## Start Exercise materials
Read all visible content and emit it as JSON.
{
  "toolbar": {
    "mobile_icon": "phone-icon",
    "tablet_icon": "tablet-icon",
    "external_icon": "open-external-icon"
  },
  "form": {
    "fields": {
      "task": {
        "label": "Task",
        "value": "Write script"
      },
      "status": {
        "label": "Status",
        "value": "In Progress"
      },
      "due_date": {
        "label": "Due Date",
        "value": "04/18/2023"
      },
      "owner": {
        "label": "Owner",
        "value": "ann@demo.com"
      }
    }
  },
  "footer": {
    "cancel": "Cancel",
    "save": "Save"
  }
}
## End Exercise materials
## Start Exercise materials
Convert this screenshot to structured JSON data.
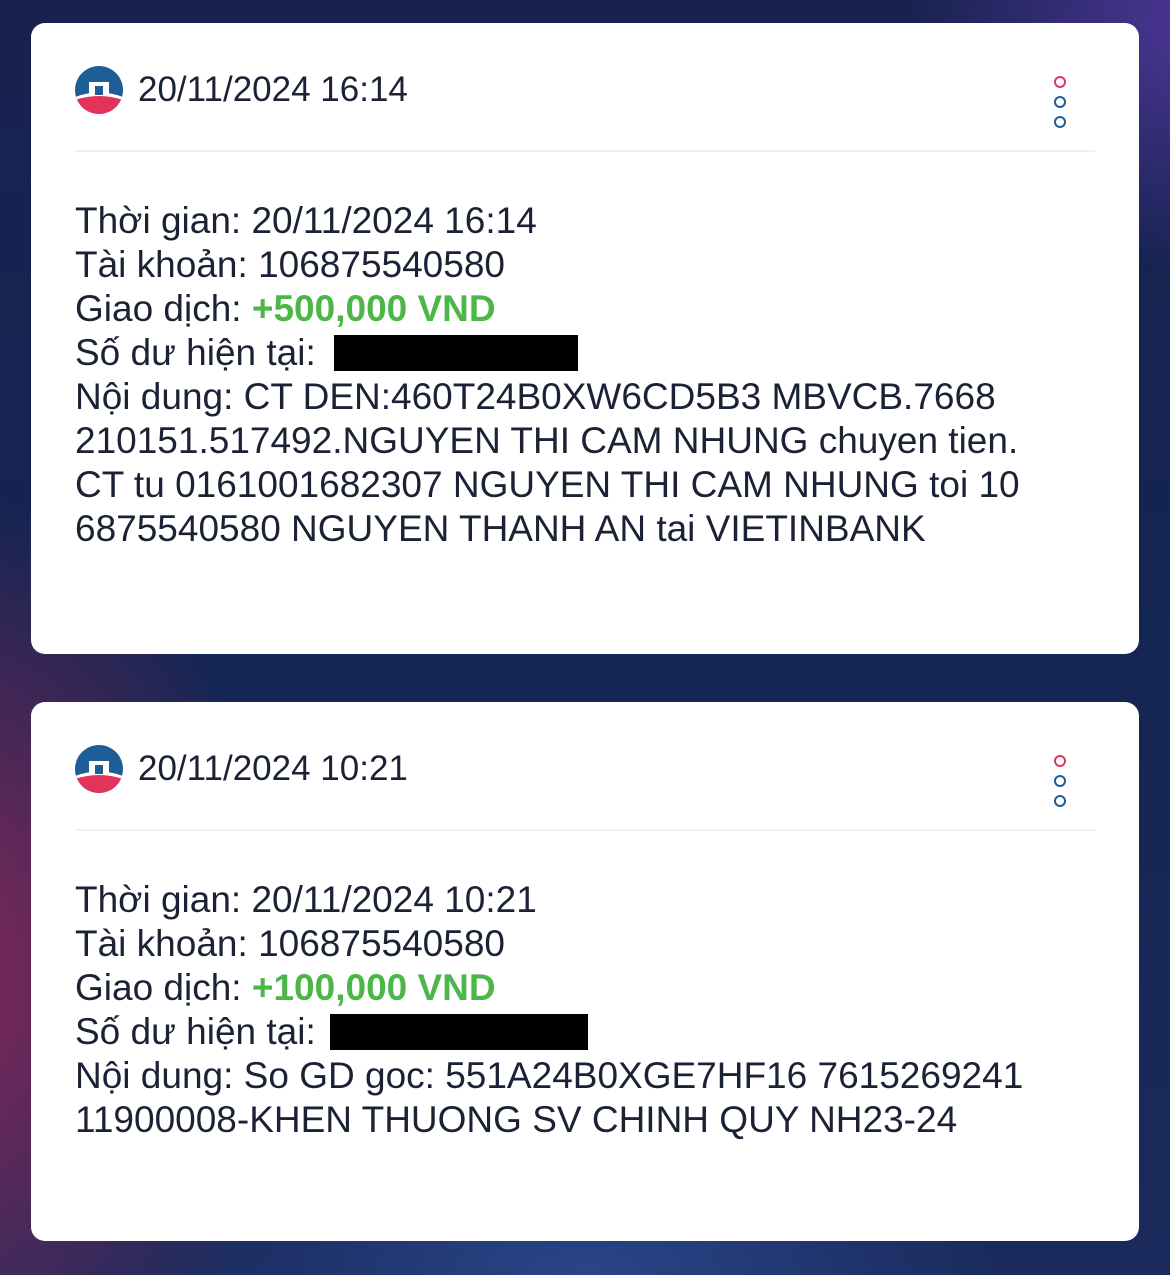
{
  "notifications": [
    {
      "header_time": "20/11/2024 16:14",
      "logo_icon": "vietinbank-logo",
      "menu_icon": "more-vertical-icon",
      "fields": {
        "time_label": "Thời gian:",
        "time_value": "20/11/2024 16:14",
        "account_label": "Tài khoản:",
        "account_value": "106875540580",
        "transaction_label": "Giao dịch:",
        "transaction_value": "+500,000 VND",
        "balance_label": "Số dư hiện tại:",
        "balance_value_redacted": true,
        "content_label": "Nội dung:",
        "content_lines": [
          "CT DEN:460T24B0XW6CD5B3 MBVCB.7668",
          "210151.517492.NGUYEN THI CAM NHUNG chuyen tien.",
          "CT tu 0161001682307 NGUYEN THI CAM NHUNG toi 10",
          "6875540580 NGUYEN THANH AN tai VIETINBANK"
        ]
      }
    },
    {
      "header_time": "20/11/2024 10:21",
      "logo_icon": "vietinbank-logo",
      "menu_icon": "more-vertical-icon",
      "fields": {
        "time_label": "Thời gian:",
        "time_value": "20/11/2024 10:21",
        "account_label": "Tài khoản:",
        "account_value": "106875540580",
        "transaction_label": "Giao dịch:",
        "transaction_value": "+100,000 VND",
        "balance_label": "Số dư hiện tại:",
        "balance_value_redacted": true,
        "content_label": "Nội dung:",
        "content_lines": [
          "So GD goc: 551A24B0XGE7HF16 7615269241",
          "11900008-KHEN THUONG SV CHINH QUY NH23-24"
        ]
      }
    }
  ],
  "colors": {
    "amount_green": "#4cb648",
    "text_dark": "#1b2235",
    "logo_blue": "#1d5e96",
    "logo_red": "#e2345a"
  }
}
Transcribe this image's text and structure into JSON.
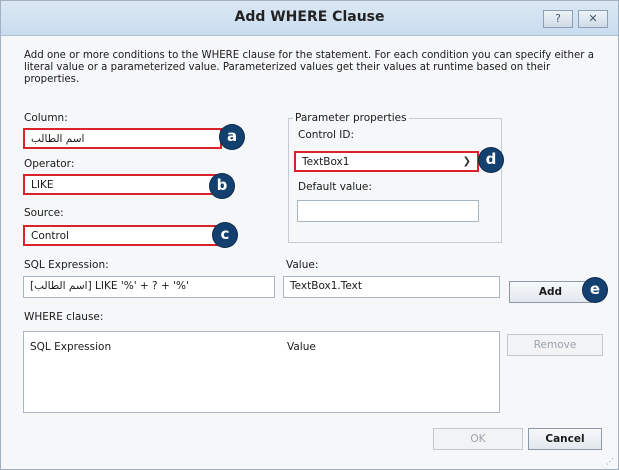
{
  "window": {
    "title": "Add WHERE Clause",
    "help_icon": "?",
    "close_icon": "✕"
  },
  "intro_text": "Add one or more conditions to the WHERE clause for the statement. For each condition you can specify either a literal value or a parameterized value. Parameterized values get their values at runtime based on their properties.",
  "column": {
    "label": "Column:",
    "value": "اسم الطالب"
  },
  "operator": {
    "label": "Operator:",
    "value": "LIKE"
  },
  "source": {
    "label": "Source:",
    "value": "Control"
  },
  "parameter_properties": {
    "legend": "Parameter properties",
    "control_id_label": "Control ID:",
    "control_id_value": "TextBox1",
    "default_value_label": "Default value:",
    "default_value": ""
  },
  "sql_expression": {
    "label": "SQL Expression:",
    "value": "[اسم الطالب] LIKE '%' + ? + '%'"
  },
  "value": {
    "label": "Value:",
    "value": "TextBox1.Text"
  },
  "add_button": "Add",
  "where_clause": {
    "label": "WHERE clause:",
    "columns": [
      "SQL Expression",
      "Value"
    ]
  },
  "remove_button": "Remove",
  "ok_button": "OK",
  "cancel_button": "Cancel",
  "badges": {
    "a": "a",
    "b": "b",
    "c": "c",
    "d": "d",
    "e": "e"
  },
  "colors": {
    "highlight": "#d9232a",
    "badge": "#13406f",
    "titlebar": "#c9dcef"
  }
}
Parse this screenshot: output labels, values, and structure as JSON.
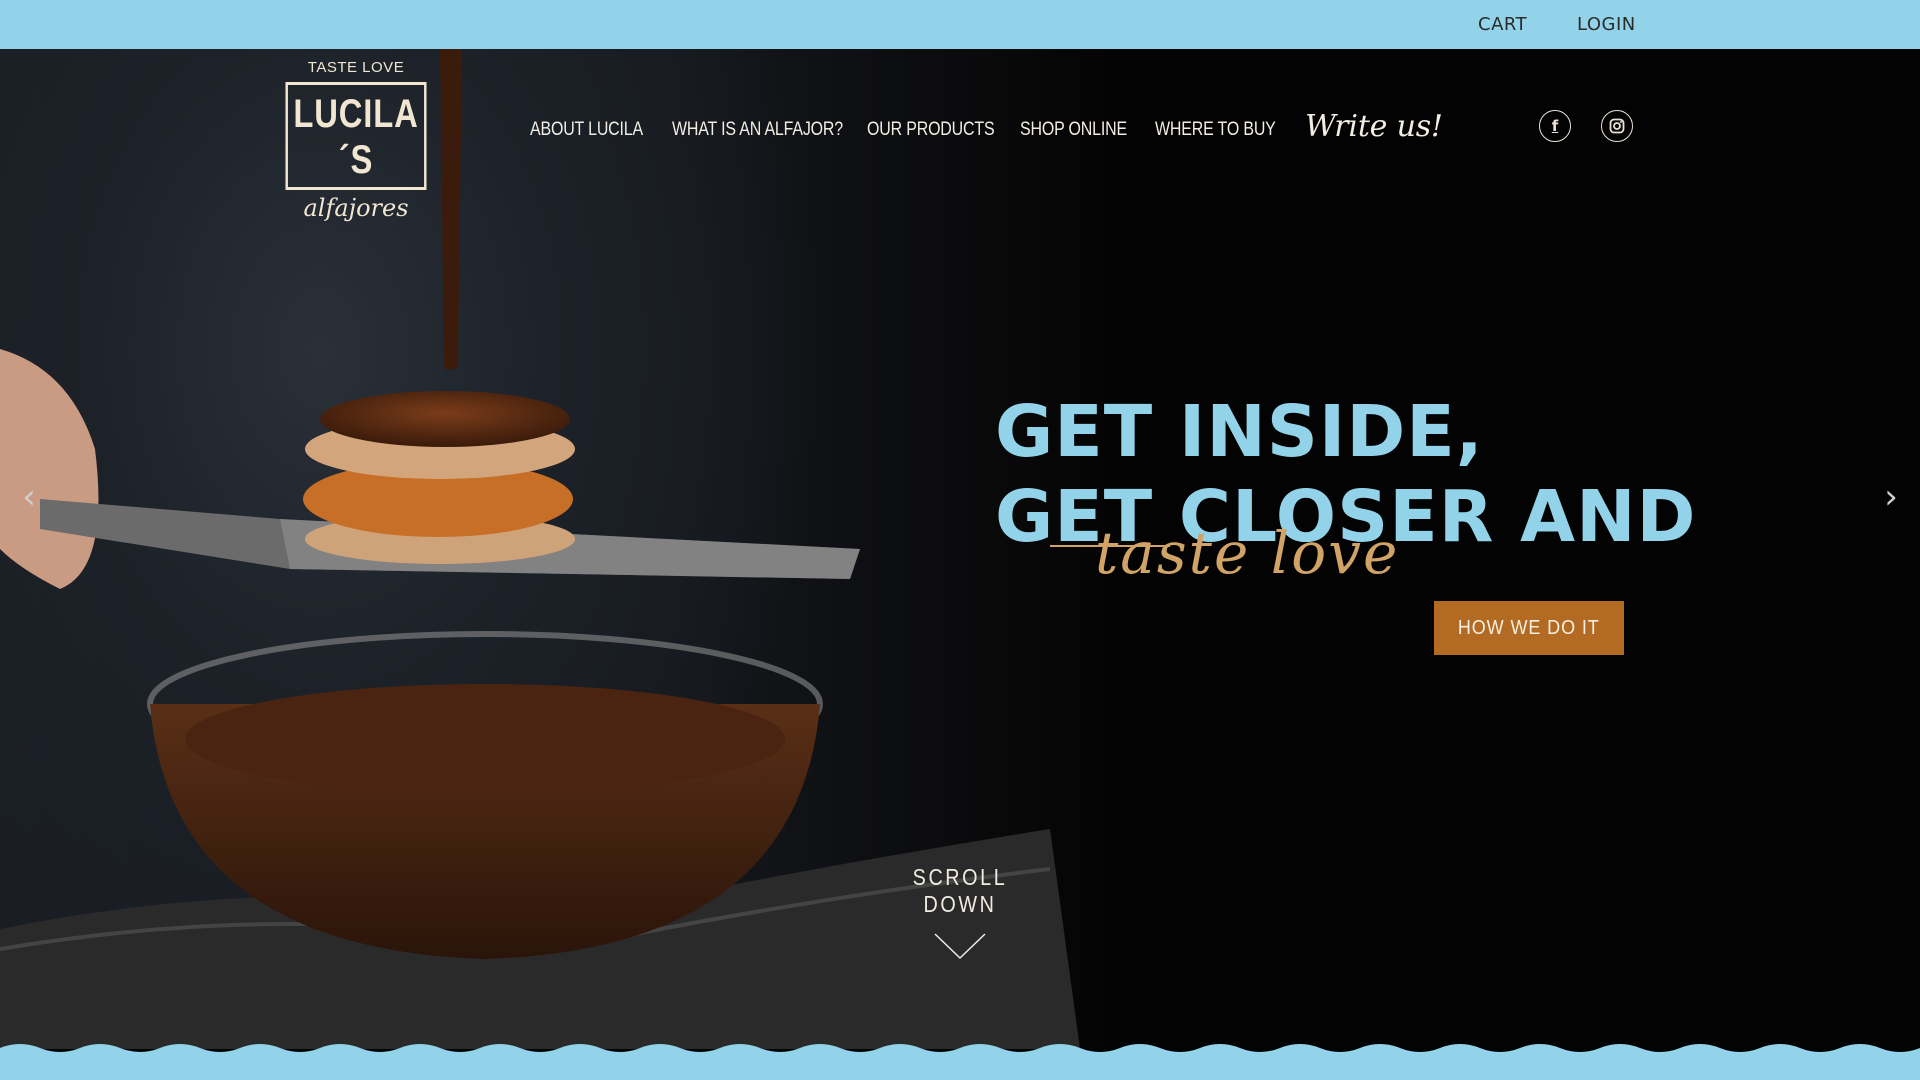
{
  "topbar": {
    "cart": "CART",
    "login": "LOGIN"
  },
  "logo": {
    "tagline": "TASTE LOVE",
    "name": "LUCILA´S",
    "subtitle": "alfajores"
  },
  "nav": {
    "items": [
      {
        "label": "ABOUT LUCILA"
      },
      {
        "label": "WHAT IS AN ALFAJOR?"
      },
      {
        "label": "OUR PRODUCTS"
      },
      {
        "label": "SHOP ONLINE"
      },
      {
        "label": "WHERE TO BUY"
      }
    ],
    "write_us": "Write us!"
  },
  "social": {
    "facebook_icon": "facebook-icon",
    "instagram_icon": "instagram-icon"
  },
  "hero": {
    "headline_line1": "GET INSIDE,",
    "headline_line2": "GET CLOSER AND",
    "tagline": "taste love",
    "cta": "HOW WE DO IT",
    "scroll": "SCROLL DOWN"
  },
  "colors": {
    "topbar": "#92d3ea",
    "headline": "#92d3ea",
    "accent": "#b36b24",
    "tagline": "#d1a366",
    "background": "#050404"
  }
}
## End Exercise materials
Aim:
Extract each line holding the string "Write".

Expected output:
        "value": "Write script"
    "write_us": "Write us!"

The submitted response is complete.